/---

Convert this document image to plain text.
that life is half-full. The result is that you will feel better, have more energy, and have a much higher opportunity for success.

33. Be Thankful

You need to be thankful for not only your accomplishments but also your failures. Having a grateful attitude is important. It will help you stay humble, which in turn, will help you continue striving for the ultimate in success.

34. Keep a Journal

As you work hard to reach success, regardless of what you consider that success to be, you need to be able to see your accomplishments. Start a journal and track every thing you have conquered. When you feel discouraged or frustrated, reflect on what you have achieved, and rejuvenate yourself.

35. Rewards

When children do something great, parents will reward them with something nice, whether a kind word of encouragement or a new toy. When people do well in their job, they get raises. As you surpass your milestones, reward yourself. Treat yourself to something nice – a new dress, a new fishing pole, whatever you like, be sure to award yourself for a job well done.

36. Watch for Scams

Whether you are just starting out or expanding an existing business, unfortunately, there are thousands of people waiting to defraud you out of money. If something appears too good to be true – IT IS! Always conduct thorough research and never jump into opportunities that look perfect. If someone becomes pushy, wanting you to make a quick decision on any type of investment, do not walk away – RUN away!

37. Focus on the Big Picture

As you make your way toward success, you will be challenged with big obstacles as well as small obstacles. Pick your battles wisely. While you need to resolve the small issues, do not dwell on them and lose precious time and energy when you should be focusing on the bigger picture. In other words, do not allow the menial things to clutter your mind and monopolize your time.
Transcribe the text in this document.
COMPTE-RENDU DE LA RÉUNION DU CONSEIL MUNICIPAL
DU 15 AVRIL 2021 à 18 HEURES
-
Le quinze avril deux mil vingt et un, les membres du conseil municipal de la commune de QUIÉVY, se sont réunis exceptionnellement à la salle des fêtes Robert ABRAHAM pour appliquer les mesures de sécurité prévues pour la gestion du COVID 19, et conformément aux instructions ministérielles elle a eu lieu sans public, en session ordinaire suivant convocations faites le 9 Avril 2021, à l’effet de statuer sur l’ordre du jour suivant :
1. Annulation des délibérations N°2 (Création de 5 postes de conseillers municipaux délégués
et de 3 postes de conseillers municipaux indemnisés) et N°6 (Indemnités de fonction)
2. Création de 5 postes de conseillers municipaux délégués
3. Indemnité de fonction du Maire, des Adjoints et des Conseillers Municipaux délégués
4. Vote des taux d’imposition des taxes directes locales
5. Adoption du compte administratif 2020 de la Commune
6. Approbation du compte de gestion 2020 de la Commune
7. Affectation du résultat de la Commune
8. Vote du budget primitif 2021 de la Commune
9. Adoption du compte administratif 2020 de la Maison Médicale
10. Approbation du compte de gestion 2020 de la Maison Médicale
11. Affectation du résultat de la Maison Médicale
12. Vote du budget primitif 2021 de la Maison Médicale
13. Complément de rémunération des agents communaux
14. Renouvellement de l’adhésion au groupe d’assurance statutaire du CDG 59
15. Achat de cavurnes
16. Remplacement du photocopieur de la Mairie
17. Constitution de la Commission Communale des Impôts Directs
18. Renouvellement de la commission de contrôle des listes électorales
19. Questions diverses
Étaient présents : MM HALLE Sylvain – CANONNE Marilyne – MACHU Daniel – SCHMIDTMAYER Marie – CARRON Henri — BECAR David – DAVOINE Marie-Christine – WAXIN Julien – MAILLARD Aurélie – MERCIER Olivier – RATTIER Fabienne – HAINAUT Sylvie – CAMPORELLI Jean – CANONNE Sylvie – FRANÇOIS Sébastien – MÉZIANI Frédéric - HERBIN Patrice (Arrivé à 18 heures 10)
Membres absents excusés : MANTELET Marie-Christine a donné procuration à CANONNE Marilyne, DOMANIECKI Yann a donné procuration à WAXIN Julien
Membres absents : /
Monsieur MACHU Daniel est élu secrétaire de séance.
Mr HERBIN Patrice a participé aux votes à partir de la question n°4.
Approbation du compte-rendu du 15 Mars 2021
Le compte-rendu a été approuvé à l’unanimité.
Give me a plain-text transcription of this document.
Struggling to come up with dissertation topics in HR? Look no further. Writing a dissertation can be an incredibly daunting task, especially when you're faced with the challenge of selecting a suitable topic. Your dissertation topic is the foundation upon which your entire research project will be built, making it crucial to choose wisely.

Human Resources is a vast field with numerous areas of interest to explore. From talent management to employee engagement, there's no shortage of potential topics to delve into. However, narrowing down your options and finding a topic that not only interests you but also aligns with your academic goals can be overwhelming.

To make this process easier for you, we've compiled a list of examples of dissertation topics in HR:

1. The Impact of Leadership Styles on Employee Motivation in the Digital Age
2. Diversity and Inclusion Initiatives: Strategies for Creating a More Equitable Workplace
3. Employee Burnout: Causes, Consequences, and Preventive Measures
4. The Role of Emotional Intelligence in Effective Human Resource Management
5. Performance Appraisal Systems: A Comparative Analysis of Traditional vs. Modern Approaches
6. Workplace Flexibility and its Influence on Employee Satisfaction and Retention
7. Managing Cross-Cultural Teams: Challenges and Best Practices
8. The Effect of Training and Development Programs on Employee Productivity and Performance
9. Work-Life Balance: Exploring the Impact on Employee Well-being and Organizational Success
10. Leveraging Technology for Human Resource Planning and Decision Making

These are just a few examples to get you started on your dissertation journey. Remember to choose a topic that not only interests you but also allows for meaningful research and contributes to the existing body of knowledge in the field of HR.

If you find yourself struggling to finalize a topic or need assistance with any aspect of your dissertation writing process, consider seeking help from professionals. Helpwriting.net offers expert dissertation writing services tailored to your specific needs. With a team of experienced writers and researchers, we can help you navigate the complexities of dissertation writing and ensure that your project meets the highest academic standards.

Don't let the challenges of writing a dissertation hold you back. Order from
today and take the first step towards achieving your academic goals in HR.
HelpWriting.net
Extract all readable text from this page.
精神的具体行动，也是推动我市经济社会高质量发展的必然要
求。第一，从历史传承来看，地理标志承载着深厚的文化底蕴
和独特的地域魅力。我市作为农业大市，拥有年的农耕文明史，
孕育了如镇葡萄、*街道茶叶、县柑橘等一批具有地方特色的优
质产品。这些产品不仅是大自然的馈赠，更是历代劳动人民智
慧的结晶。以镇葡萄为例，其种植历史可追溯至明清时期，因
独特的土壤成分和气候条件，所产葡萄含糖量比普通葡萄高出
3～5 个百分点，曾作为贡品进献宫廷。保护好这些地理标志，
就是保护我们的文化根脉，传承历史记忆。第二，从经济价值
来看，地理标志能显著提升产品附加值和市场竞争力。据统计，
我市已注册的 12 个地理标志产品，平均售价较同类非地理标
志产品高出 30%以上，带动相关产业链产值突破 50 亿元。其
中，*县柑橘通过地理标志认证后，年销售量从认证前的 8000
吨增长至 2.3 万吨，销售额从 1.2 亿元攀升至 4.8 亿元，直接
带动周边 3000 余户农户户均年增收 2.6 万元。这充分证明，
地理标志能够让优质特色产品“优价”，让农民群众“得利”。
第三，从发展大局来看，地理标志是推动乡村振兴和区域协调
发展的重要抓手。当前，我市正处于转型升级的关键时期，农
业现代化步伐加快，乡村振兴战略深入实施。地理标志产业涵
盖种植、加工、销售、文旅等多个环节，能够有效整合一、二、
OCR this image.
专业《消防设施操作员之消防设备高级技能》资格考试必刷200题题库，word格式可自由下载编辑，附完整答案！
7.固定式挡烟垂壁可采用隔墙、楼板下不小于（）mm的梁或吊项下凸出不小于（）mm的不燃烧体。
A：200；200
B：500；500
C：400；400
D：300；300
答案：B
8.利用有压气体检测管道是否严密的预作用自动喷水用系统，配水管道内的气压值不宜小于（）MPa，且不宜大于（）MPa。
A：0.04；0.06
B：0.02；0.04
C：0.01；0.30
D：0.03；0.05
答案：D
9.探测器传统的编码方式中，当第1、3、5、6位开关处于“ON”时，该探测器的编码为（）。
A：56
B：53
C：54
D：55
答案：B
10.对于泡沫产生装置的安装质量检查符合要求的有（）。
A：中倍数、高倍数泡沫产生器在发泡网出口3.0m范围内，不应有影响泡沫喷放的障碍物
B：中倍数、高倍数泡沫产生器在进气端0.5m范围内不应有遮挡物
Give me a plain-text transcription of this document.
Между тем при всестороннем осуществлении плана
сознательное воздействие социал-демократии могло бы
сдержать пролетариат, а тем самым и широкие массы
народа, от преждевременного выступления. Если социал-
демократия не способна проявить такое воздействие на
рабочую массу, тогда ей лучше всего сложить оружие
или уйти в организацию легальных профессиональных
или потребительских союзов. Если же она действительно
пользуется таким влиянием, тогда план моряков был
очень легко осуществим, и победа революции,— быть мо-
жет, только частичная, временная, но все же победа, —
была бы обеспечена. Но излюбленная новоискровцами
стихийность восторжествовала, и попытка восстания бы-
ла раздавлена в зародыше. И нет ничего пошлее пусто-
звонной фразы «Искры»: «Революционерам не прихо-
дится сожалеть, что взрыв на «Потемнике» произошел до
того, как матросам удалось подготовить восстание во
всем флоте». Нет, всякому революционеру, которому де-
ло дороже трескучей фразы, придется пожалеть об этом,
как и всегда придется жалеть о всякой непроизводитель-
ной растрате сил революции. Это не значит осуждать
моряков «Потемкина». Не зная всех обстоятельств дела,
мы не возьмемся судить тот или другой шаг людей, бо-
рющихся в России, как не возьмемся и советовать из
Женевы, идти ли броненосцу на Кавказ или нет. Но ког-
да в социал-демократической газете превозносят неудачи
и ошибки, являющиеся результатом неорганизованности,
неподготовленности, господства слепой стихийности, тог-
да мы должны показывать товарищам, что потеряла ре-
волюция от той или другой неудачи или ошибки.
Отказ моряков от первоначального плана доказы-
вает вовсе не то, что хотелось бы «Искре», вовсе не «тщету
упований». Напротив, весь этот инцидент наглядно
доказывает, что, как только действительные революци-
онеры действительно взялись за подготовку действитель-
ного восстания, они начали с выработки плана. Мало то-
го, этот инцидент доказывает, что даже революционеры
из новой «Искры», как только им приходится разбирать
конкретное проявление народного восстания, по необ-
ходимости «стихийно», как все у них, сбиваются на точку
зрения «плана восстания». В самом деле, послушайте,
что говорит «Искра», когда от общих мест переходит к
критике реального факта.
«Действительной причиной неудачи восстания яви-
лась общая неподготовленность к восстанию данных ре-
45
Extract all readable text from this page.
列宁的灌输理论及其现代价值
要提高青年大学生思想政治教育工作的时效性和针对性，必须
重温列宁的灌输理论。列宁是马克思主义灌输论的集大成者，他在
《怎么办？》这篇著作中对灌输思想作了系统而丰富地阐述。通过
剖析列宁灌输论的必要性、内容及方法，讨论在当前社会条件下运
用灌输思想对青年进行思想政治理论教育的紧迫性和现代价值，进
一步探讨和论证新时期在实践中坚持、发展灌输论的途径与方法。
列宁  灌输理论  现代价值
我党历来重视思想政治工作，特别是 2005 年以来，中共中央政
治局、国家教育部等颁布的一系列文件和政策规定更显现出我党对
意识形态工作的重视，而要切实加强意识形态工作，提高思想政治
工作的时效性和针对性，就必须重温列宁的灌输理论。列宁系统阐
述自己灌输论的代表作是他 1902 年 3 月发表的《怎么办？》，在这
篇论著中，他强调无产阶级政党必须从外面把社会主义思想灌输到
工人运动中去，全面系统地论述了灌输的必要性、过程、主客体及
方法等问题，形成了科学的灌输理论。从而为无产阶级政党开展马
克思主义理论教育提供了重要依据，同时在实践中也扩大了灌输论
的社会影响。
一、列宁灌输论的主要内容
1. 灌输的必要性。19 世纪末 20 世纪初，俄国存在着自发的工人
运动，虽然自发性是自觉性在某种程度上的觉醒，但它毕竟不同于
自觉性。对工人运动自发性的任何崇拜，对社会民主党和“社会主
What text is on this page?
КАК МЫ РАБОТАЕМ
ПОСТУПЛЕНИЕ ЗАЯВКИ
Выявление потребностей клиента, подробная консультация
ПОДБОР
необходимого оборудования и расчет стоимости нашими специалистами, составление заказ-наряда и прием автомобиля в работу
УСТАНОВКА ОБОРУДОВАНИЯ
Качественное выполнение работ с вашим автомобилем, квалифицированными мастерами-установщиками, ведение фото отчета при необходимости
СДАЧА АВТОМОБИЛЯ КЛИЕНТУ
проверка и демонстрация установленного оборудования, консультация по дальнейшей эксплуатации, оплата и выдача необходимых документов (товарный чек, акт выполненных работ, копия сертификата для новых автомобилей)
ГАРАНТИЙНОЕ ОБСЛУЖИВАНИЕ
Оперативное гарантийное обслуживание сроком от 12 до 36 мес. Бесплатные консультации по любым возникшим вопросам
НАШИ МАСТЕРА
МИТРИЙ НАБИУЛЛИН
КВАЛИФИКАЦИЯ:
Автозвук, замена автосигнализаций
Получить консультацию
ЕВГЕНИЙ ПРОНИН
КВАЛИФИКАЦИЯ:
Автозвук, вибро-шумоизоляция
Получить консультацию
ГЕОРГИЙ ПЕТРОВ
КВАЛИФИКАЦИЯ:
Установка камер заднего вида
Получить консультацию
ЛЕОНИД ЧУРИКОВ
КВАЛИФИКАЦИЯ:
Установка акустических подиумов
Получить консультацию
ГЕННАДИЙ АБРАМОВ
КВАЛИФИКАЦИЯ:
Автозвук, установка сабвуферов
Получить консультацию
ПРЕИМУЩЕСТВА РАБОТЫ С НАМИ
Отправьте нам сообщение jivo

\---

### Stated goal
Using the material above, state how many lines include the string "инцидент". Answer with a single number.

### Answer for the task
2